WRITTEN INSTRUCTION: Your task is to copy every line of the entries that contains "Frequency".
------ PROVIDED DATA ------
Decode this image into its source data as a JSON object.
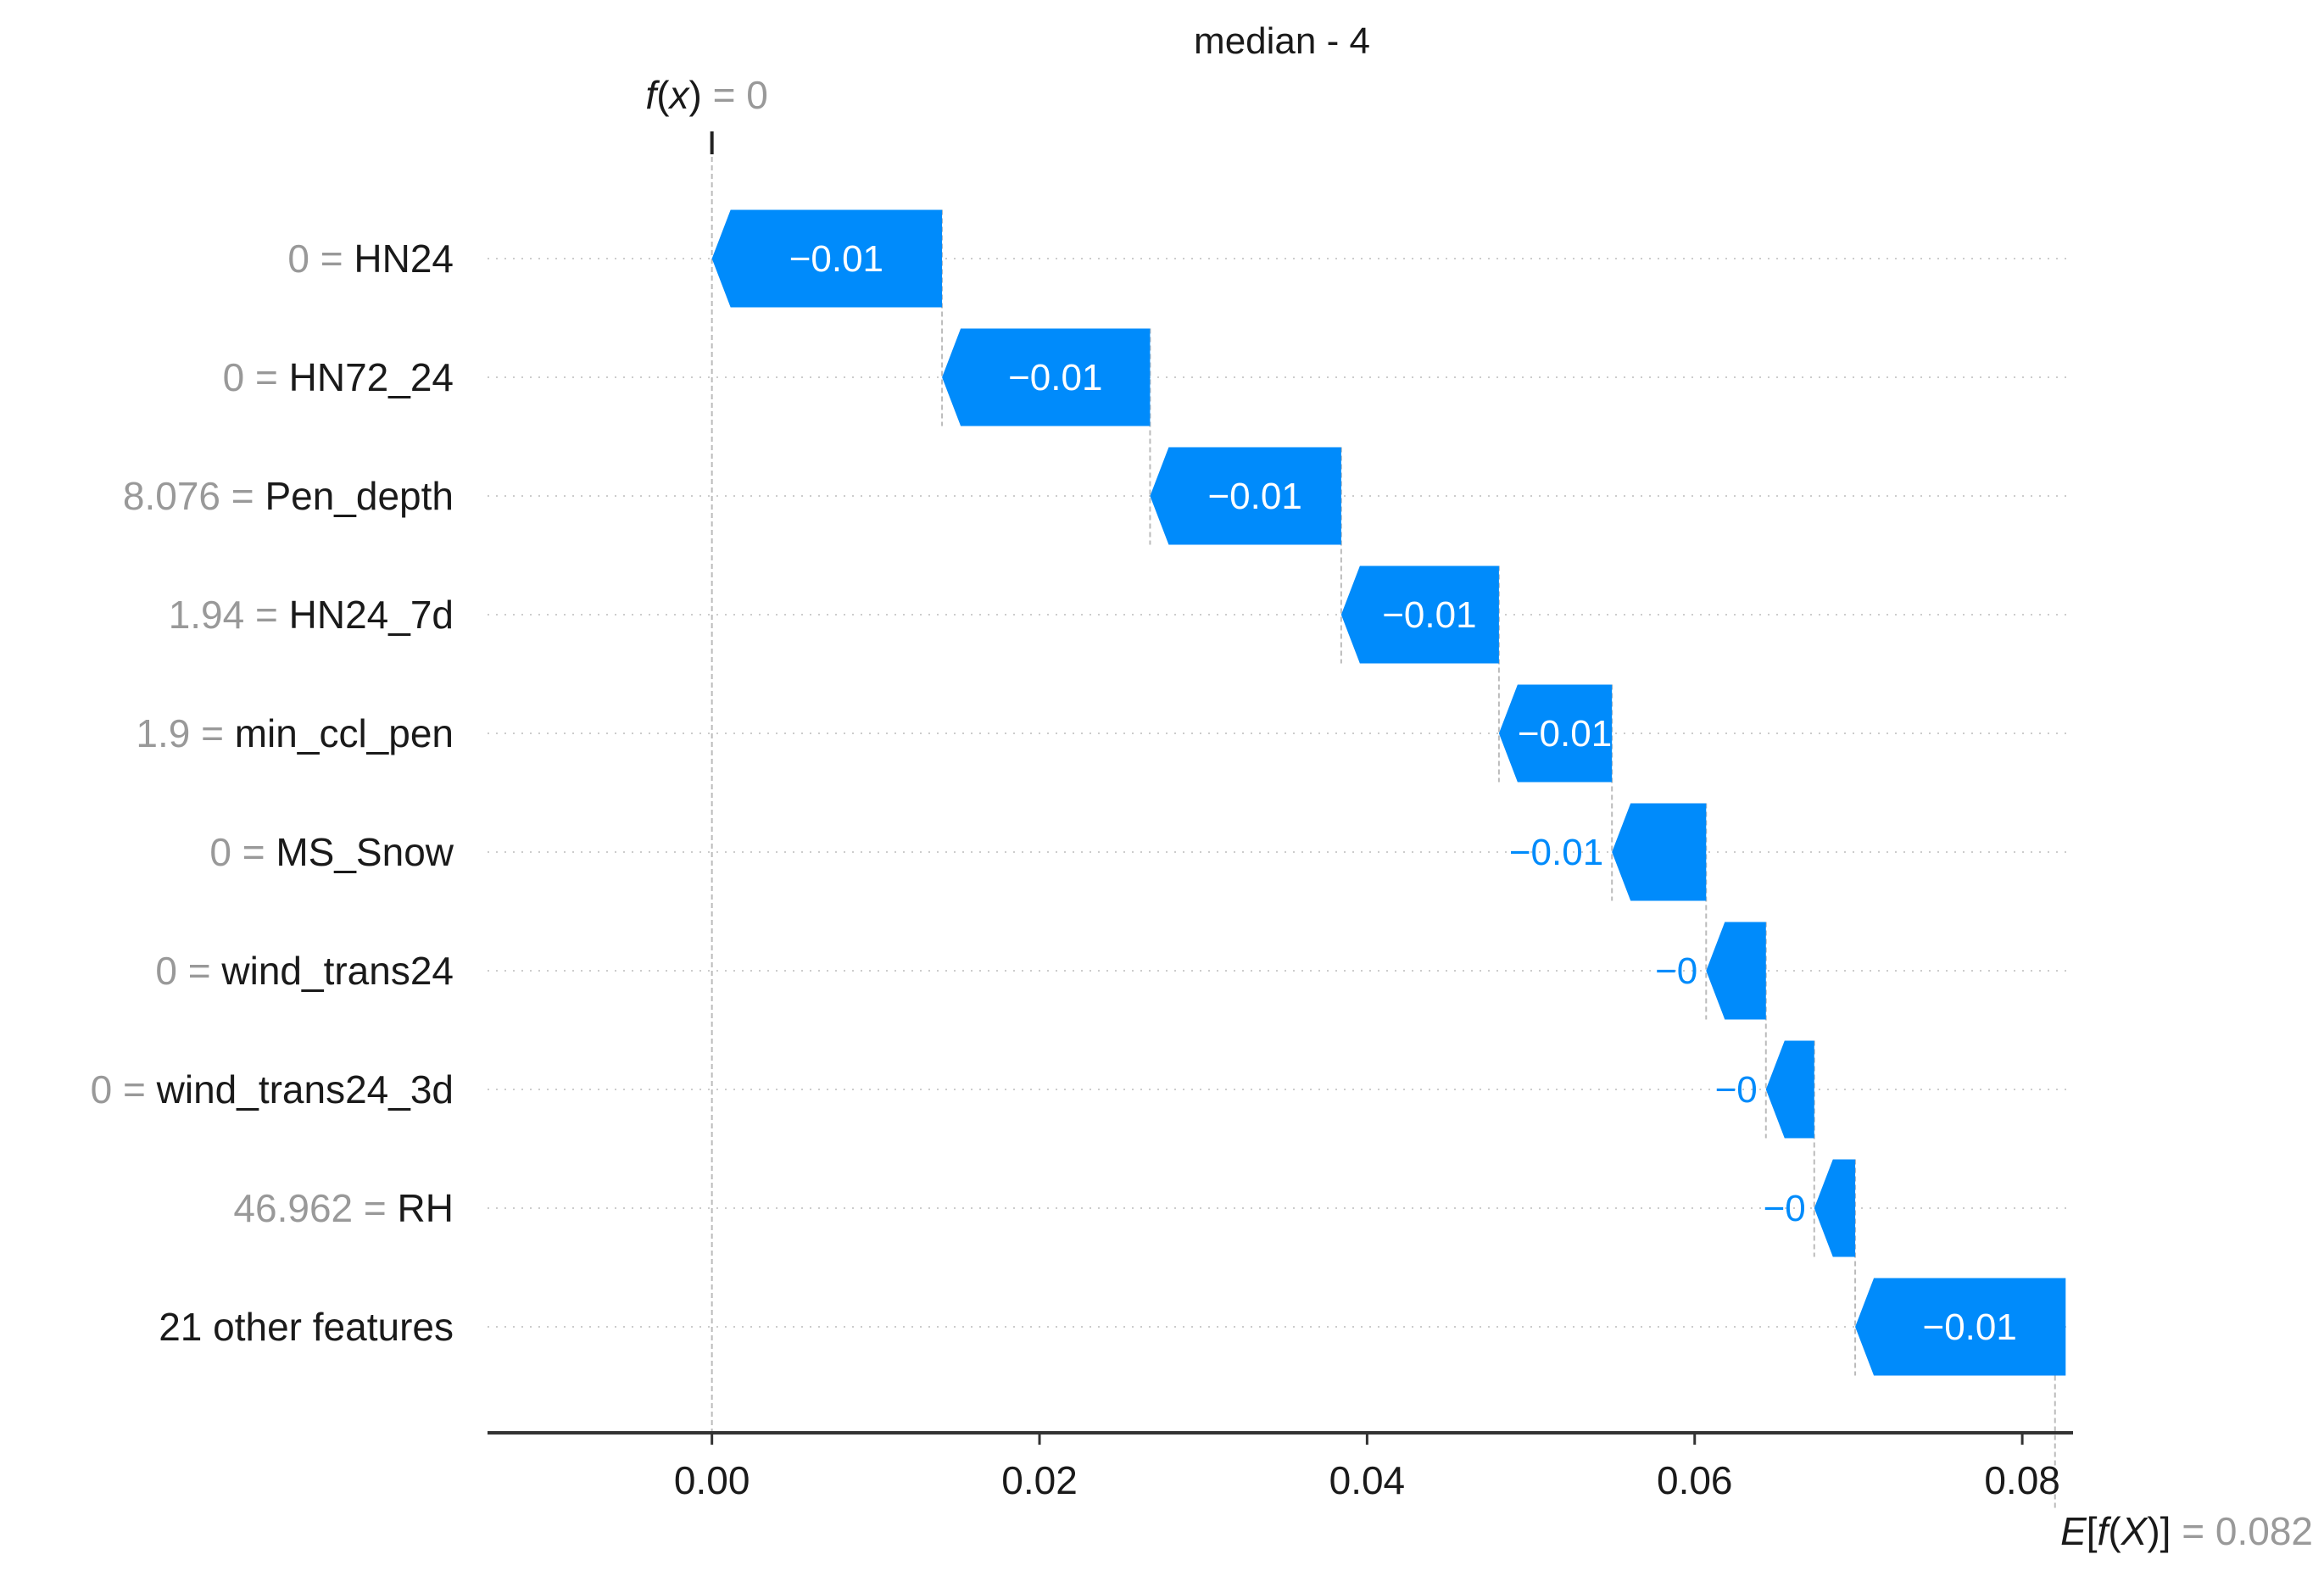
{
  "chart_data": {
    "type": "waterfall",
    "title": "median - 4",
    "fx_label": {
      "func": "f",
      "arg": "x",
      "value": "0"
    },
    "efx_label": {
      "value": "0.082"
    },
    "xlabel": "",
    "ylabel": "",
    "xlim": [
      -0.0137,
      0.0831
    ],
    "xticks": [
      0.0,
      0.02,
      0.04,
      0.06,
      0.08
    ],
    "xtick_labels": [
      "0.00",
      "0.02",
      "0.04",
      "0.06",
      "0.08"
    ],
    "grid": false,
    "base_value": 0.082,
    "output_value": 0,
    "features": [
      {
        "value": "0",
        "name": "HN24",
        "label": "−0.01",
        "start": 0.01405,
        "end": 0.0
      },
      {
        "value": "0",
        "name": "HN72_24",
        "label": "−0.01",
        "start": 0.02675,
        "end": 0.01405
      },
      {
        "value": "8.076",
        "name": "Pen_depth",
        "label": "−0.01",
        "start": 0.03842,
        "end": 0.02675
      },
      {
        "value": "1.94",
        "name": "HN24_7d",
        "label": "−0.01",
        "start": 0.04805,
        "end": 0.03842
      },
      {
        "value": "1.9",
        "name": "min_ccl_pen",
        "label": "−0.01",
        "start": 0.05495,
        "end": 0.04805
      },
      {
        "value": "0",
        "name": "MS_Snow",
        "label": "−0.01",
        "start": 0.0607,
        "end": 0.05495
      },
      {
        "value": "0",
        "name": "wind_trans24",
        "label": "−0",
        "start": 0.06435,
        "end": 0.0607
      },
      {
        "value": "0",
        "name": "wind_trans24_3d",
        "label": "−0",
        "start": 0.0673,
        "end": 0.06435
      },
      {
        "value": "46.962",
        "name": "RH",
        "label": "−0",
        "start": 0.0698,
        "end": 0.0673
      },
      {
        "value": "",
        "name": "21 other features",
        "label": "−0.01",
        "start": 0.08265,
        "end": 0.0698
      }
    ],
    "colors": {
      "negative": "#008bfb",
      "text_dark": "#1a1a1a",
      "text_grey": "#999999",
      "grid": "#cccccc",
      "axis": "#333333"
    }
  }
}
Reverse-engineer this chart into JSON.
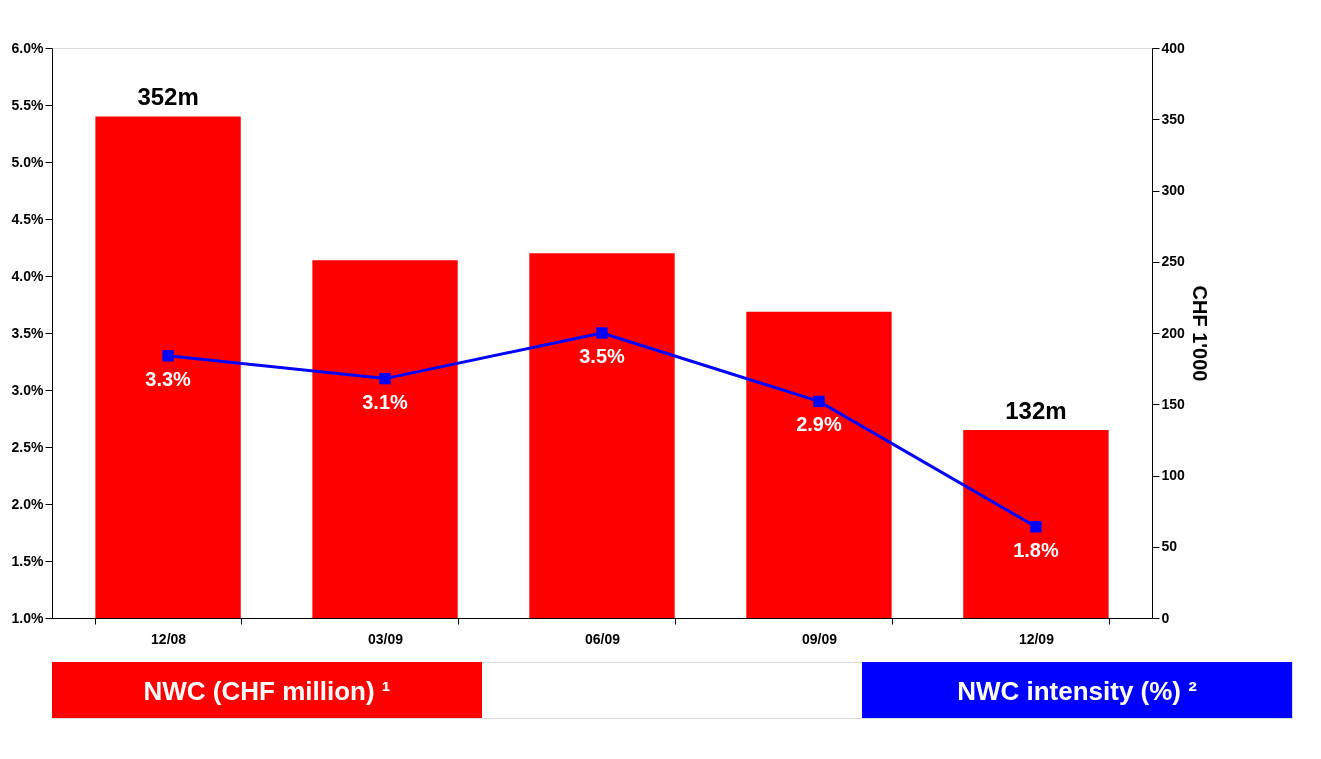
{
  "chart_data": {
    "type": "bar",
    "categories": [
      "12/08",
      "03/09",
      "06/09",
      "09/09",
      "12/09"
    ],
    "series": [
      {
        "name": "NWC (CHF million) ¹",
        "axis": "y2",
        "color": "#ff0000",
        "values": [
          352,
          251,
          256,
          215,
          132
        ],
        "value_labels": [
          "352m",
          null,
          null,
          null,
          "132m"
        ]
      },
      {
        "name": "NWC intensity (%) ²",
        "type": "line",
        "color": "#0000ff",
        "values": [
          3.3,
          3.1,
          3.5,
          2.9,
          1.8
        ],
        "value_labels": [
          "3.3%",
          "3.1%",
          "3.5%",
          "2.9%",
          "1.8%"
        ]
      }
    ],
    "ylim": [
      1,
      6
    ],
    "yticks": [
      {
        "value": 1,
        "label": "1.0%"
      },
      {
        "value": 1.5,
        "label": "1.5%"
      },
      {
        "value": 2,
        "label": "2.0%"
      },
      {
        "value": 2.5,
        "label": "2.5%"
      },
      {
        "value": 3,
        "label": "3.0%"
      },
      {
        "value": 3.5,
        "label": "3.5%"
      },
      {
        "value": 4,
        "label": "4.0%"
      },
      {
        "value": 4.5,
        "label": "4.5%"
      },
      {
        "value": 5,
        "label": "5.0%"
      },
      {
        "value": 5.5,
        "label": "5.5%"
      },
      {
        "value": 6,
        "label": "6.0%"
      }
    ],
    "y2lim": [
      0,
      400
    ],
    "y2ticks": [
      0,
      50,
      100,
      150,
      200,
      250,
      300,
      350,
      400
    ],
    "y2label": "CHF 1'000",
    "marker": "square",
    "grid": false,
    "legend": "bottom"
  }
}
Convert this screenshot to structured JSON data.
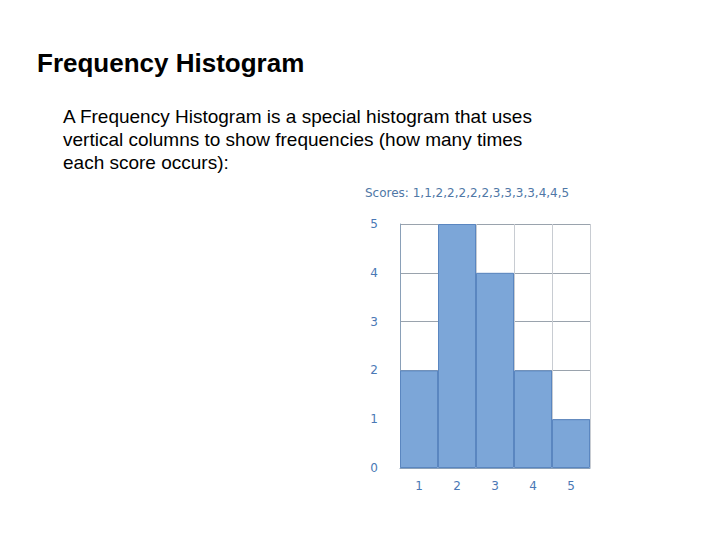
{
  "page": {
    "title": "Frequency Histogram",
    "text_lines": [
      "A Frequency Histogram is a special histogram that uses",
      "vertical columns to show frequencies (how many times",
      "each score occurs):"
    ]
  },
  "chart_data": {
    "type": "bar",
    "title": "Scores: 1,1,2,2,2,2,2,3,3,3,3,4,4,5",
    "categories": [
      "1",
      "2",
      "3",
      "4",
      "5"
    ],
    "values": [
      2,
      5,
      4,
      2,
      1
    ],
    "color": "#7ca6d8",
    "ylim": [
      0,
      5
    ],
    "yticks": [
      0,
      1,
      2,
      3,
      4,
      5
    ],
    "grid": true
  }
}
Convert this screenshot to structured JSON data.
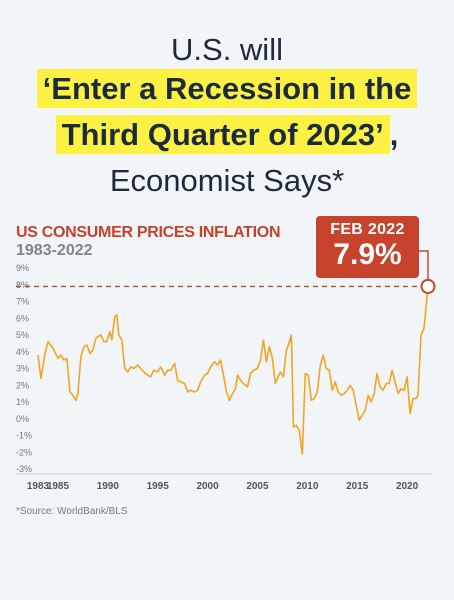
{
  "headline": {
    "line1": "U.S. will",
    "line2": "‘Enter a Recession in the",
    "line3": "Third Quarter of 2023’",
    "line3_suffix": ",",
    "line4": "Economist Says*"
  },
  "callout": {
    "date": "FEB 2022",
    "value": "7.9%"
  },
  "source": "*Source: WorldBank/BLS",
  "colors": {
    "line": "#f5a420",
    "accent": "#c7432b",
    "highlight": "#fdf244",
    "headline": "#1c2a3d"
  },
  "chart_data": {
    "type": "line",
    "title": "US CONSUMER PRICES INFLATION",
    "subtitle": "1983-2022",
    "xlabel": "",
    "ylabel": "",
    "xlim": [
      1983,
      2022.5
    ],
    "ylim": [
      -3,
      9
    ],
    "yticks": [
      "9%",
      "8%",
      "7%",
      "6%",
      "5%",
      "4%",
      "3%",
      "2%",
      "1%",
      "0%",
      "-1%",
      "-2%",
      "-3%"
    ],
    "xticks": [
      "1983",
      "1985",
      "1990",
      "1995",
      "2000",
      "2005",
      "2010",
      "2015",
      "2020"
    ],
    "reference_line": {
      "y": 7.9,
      "style": "dashed"
    },
    "highlight_point": {
      "x": 2022.1,
      "y": 7.9
    },
    "grid": false,
    "series": [
      {
        "x": [
          1983.0,
          1983.3,
          1983.7,
          1984.0,
          1984.5,
          1985.0,
          1985.3,
          1985.6,
          1985.9,
          1986.2,
          1986.5,
          1986.8,
          1987.0,
          1987.3,
          1987.6,
          1987.9,
          1988.2,
          1988.5,
          1988.8,
          1989.0,
          1989.3,
          1989.6,
          1989.9,
          1990.2,
          1990.4,
          1990.7,
          1990.9,
          1991.1,
          1991.4,
          1991.7,
          1992.0,
          1992.3,
          1992.6,
          1993.0,
          1993.3,
          1993.6,
          1994.0,
          1994.3,
          1994.6,
          1995.0,
          1995.3,
          1995.7,
          1996.0,
          1996.3,
          1996.7,
          1997.0,
          1997.3,
          1997.7,
          1998.0,
          1998.3,
          1998.7,
          1999.0,
          1999.3,
          1999.7,
          2000.0,
          2000.3,
          2000.7,
          2001.0,
          2001.3,
          2001.6,
          2001.9,
          2002.2,
          2002.5,
          2002.8,
          2003.0,
          2003.3,
          2003.6,
          2004.0,
          2004.3,
          2004.6,
          2005.0,
          2005.3,
          2005.6,
          2005.9,
          2006.2,
          2006.5,
          2006.8,
          2007.0,
          2007.3,
          2007.6,
          2007.9,
          2008.1,
          2008.4,
          2008.6,
          2008.9,
          2009.2,
          2009.5,
          2009.8,
          2010.1,
          2010.4,
          2010.7,
          2011.0,
          2011.3,
          2011.6,
          2011.9,
          2012.2,
          2012.5,
          2012.8,
          2013.1,
          2013.4,
          2013.7,
          2014.0,
          2014.3,
          2014.6,
          2014.9,
          2015.2,
          2015.5,
          2015.8,
          2016.1,
          2016.4,
          2016.7,
          2017.0,
          2017.3,
          2017.6,
          2017.9,
          2018.2,
          2018.5,
          2018.8,
          2019.1,
          2019.4,
          2019.7,
          2020.0,
          2020.3,
          2020.6,
          2020.9,
          2021.1,
          2021.4,
          2021.7,
          2022.1
        ],
        "values": [
          3.8,
          2.4,
          3.9,
          4.6,
          4.2,
          3.6,
          3.8,
          3.5,
          3.6,
          1.6,
          1.4,
          1.1,
          1.5,
          3.7,
          4.3,
          4.4,
          3.9,
          4.1,
          4.8,
          4.9,
          5.0,
          4.6,
          4.6,
          5.2,
          4.7,
          6.1,
          6.2,
          5.0,
          4.7,
          3.0,
          2.8,
          3.1,
          3.0,
          3.2,
          3.0,
          2.8,
          2.6,
          2.5,
          2.9,
          2.8,
          3.1,
          2.6,
          2.9,
          2.9,
          3.3,
          2.3,
          2.2,
          2.1,
          1.6,
          1.7,
          1.6,
          1.7,
          2.2,
          2.6,
          2.7,
          3.1,
          3.4,
          3.2,
          3.5,
          2.6,
          1.6,
          1.1,
          1.5,
          1.8,
          2.6,
          2.3,
          2.1,
          1.9,
          2.7,
          2.9,
          3.0,
          3.5,
          4.7,
          3.4,
          4.3,
          3.6,
          2.1,
          2.4,
          2.8,
          2.5,
          4.1,
          4.4,
          5.0,
          -0.5,
          -0.4,
          -0.7,
          -2.1,
          2.7,
          2.6,
          1.1,
          1.2,
          1.6,
          3.2,
          3.8,
          3.0,
          2.9,
          1.7,
          2.2,
          1.6,
          1.4,
          1.5,
          1.7,
          2.0,
          1.7,
          0.8,
          -0.1,
          0.2,
          0.5,
          1.4,
          1.0,
          1.5,
          2.7,
          1.9,
          1.7,
          2.1,
          2.1,
          2.9,
          2.2,
          1.5,
          1.8,
          1.7,
          2.5,
          0.3,
          1.2,
          1.2,
          1.4,
          5.0,
          5.4,
          7.9
        ]
      }
    ]
  }
}
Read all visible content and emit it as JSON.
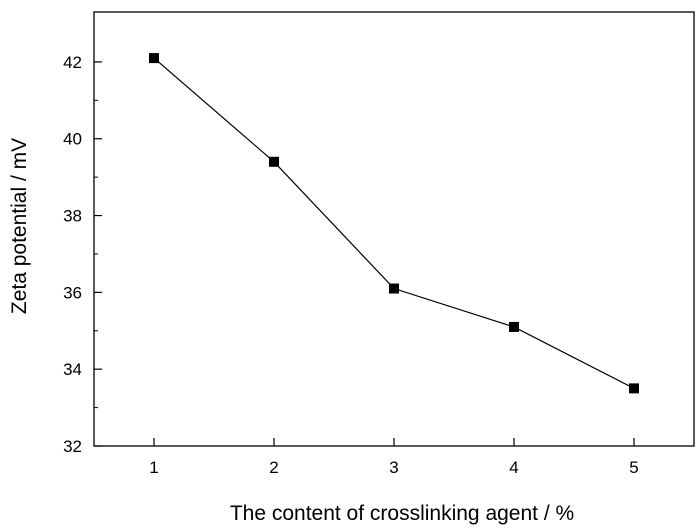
------
FULL RESPONSE:
    "title": "Frequency Histogram",
      "A Frequency Histogram is a special histogram that uses",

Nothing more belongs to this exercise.